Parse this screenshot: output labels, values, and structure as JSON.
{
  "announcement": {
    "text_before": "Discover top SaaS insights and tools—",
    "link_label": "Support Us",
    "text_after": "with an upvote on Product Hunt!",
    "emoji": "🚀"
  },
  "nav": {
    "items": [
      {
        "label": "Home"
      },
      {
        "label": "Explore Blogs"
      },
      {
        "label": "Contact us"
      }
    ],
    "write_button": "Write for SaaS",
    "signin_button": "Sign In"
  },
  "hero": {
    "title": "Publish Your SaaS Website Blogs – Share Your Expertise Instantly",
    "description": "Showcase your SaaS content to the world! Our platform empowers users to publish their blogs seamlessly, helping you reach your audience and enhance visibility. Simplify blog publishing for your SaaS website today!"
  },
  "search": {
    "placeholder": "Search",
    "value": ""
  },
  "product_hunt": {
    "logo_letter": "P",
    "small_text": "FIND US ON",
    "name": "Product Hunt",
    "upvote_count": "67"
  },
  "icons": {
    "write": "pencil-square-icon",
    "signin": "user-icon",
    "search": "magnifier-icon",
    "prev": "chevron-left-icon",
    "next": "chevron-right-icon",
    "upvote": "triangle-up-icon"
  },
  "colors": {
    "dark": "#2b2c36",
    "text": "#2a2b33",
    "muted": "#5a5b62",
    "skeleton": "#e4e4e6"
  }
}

────────────────────

**EXERCISE AIM**
Write out all records exactly, keeping every detail.

**TASK RESPONSE**
Parse this screenshot: output labels, values, and structure as JSON.
{
  "announcement": {
    "text_before": "Discover top SaaS insights and tools—",
    "link_label": "Support Us",
    "text_after": "with an upvote on Product Hunt!",
    "emoji": "🚀"
  },
  "nav": {
    "items": [
      {
        "label": "Home"
      },
      {
        "label": "Explore Blogs"
      },
      {
        "label": "Contact us"
      }
    ],
    "write_button": "Write for SaaS",
    "signin_button": "Sign In"
  },
  "hero": {
    "title": "Publish Your SaaS Website Blogs – Share Your Expertise Instantly",
    "description": "Showcase your SaaS content to the world! Our platform empowers users to publish their blogs seamlessly, helping you reach your audience and enhance visibility. Simplify blog publishing for your SaaS website today!"
  },
  "search": {
    "placeholder": "Search",
    "value": ""
  },
  "product_hunt": {
    "logo_letter": "P",
    "small_text": "FIND US ON",
    "name": "Product Hunt",
    "upvote_count": "67"
  },
  "icons": {
    "write": "pencil-square-icon",
    "signin": "user-icon",
    "search": "magnifier-icon",
    "prev": "chevron-left-icon",
    "next": "chevron-right-icon",
    "upvote": "triangle-up-icon"
  },
  "colors": {
    "dark": "#2b2c36",
    "text": "#2a2b33",
    "muted": "#5a5b62",
    "skeleton": "#e4e4e6"
  }
}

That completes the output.